→ **Exercise objective**
Report all lines holding "Registry".

-- Start of Available records --

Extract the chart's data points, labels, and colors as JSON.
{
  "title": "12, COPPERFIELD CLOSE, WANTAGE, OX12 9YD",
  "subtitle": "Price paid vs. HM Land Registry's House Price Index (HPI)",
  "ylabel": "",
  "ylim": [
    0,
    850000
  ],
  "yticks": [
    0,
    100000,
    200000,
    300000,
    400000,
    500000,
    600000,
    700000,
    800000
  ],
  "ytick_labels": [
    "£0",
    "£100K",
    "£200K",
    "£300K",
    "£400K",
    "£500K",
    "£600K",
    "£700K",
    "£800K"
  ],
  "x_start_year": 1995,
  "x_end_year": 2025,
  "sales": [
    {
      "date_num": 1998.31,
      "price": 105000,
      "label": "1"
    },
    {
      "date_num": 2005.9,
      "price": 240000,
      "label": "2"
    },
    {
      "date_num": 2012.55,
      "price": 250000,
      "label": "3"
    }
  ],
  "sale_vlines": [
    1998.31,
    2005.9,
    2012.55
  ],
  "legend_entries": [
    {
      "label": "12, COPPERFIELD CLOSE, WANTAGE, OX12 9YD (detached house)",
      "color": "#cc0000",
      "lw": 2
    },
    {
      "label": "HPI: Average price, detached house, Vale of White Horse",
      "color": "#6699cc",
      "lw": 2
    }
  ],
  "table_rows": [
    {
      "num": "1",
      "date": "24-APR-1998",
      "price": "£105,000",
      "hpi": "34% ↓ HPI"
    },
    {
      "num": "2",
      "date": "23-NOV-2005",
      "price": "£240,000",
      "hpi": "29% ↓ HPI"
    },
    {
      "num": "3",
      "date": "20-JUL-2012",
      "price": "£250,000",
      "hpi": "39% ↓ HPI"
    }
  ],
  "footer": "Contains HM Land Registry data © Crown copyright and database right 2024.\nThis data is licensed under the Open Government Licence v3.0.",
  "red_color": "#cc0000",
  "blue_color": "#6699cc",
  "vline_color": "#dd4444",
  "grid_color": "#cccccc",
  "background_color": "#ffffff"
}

-- End of Available records --

→ **The output**
  "subtitle": "Price paid vs. HM Land Registry's House Price Index (HPI)",
  "footer": "Contains HM Land Registry data © Crown copyright and database right 2024.\nThis data is licensed under the Open Government Licence v3.0.",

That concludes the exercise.